**WRITTEN REQUEST**.
Please substitute "angiosperm-5s-bar" for "angio-5s-bar" throughout the stretch of data from the start through the line containing "angio-35s-y-tick-label: 600 bbox=[7, 169, 25, 181]", leaving everything else unchanged. Return only that stretch.

**Coordinate annotation data**.
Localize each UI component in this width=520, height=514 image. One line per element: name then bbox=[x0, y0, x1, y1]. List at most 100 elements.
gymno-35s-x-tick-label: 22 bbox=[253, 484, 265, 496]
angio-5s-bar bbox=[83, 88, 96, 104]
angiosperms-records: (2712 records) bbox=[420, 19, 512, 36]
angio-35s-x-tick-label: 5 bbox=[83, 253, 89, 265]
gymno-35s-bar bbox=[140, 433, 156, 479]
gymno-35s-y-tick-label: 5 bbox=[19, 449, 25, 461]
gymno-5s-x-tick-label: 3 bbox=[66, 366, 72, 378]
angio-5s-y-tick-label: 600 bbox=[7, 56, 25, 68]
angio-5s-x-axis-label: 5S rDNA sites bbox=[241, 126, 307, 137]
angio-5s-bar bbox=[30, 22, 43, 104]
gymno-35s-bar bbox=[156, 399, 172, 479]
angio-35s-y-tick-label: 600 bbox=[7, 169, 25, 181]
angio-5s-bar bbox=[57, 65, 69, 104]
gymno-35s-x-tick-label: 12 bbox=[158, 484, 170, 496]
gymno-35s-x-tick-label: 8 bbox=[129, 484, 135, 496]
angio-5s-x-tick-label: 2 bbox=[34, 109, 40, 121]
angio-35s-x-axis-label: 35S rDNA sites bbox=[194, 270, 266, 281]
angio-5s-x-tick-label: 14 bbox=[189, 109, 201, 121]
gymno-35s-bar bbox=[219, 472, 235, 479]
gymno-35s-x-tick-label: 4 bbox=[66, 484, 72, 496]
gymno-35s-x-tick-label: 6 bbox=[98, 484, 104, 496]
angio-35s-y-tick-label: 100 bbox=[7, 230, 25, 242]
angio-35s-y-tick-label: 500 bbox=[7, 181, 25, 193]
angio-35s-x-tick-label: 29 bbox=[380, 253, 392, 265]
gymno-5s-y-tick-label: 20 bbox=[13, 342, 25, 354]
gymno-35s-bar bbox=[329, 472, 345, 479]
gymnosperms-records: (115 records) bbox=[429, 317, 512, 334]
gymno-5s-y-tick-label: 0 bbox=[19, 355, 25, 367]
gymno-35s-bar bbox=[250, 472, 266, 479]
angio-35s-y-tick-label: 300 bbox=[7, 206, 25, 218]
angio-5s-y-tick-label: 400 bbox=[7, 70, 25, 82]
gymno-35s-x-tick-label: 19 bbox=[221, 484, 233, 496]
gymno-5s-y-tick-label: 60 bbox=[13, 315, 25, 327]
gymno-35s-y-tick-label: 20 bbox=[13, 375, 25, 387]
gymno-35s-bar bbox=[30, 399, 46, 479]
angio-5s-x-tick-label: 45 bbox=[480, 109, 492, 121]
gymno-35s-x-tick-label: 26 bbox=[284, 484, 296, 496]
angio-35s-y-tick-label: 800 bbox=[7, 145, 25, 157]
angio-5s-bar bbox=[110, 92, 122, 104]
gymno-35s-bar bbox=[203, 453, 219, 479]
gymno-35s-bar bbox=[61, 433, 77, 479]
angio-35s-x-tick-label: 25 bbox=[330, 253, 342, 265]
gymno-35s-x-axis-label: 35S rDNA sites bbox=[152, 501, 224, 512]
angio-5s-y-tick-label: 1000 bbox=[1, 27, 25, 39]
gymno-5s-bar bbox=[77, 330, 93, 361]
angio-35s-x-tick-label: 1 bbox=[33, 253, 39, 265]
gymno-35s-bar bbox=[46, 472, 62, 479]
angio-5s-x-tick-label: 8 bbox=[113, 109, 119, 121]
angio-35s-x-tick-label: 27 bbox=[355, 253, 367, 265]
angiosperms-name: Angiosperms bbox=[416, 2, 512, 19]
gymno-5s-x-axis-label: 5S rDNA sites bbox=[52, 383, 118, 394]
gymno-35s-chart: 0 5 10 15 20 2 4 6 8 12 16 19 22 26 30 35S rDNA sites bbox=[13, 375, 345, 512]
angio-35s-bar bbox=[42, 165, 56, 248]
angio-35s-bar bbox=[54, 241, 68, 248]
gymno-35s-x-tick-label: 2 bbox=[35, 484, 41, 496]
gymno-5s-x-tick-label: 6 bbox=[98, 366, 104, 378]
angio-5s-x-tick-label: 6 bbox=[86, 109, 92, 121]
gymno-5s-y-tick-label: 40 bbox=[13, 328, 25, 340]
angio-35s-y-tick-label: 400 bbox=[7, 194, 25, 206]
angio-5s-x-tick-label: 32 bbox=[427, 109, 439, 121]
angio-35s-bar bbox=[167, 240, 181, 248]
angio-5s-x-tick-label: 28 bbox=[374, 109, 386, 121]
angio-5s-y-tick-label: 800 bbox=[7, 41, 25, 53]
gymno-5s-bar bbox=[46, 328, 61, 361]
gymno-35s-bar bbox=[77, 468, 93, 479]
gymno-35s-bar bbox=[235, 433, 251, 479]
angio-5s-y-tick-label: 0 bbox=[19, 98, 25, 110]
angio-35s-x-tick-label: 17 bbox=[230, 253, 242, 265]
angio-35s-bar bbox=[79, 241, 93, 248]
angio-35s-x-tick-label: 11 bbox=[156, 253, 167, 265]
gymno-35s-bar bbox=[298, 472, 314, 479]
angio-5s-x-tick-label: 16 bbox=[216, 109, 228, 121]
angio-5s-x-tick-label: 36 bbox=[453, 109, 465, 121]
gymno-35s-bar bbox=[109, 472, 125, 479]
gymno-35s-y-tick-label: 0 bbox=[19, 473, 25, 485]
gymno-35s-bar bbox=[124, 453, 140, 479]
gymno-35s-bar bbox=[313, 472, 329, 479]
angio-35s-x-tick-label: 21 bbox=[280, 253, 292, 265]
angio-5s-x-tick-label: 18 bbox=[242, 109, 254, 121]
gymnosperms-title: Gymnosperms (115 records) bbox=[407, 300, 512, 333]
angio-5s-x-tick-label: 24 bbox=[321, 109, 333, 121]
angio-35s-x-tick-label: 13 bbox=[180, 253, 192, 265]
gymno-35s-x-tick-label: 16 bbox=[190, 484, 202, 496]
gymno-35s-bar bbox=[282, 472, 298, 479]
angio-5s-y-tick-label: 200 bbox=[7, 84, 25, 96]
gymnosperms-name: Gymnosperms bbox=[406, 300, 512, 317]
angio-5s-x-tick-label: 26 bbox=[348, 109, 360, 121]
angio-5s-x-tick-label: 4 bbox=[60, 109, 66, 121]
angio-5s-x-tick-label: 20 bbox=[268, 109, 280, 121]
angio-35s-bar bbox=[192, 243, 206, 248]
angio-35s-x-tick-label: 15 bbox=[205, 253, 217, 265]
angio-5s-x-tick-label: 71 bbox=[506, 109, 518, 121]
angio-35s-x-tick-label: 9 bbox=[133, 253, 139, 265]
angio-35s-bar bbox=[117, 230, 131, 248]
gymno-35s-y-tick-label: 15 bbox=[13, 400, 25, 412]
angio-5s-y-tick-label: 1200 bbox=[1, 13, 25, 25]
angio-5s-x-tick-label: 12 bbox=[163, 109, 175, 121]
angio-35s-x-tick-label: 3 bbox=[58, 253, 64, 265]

**RESULT FOR THIS EXERCISE**.
Localize each UI component in this width=520, height=514 image. One line per element: name then bbox=[x0, y0, x1, y1]. List at most 100 elements.
gymno-35s-x-tick-label: 22 bbox=[253, 484, 265, 496]
angiosperm-5s-bar bbox=[83, 88, 96, 104]
angiosperms-records: (2712 records) bbox=[420, 19, 512, 36]
angio-35s-x-tick-label: 5 bbox=[83, 253, 89, 265]
gymno-35s-bar bbox=[140, 433, 156, 479]
gymno-35s-y-tick-label: 5 bbox=[19, 449, 25, 461]
gymno-5s-x-tick-label: 3 bbox=[66, 366, 72, 378]
angio-5s-y-tick-label: 600 bbox=[7, 56, 25, 68]
angio-5s-x-axis-label: 5S rDNA sites bbox=[241, 126, 307, 137]
angiosperm-5s-bar bbox=[30, 22, 43, 104]
gymno-35s-bar bbox=[156, 399, 172, 479]
angio-35s-y-tick-label: 600 bbox=[7, 169, 25, 181]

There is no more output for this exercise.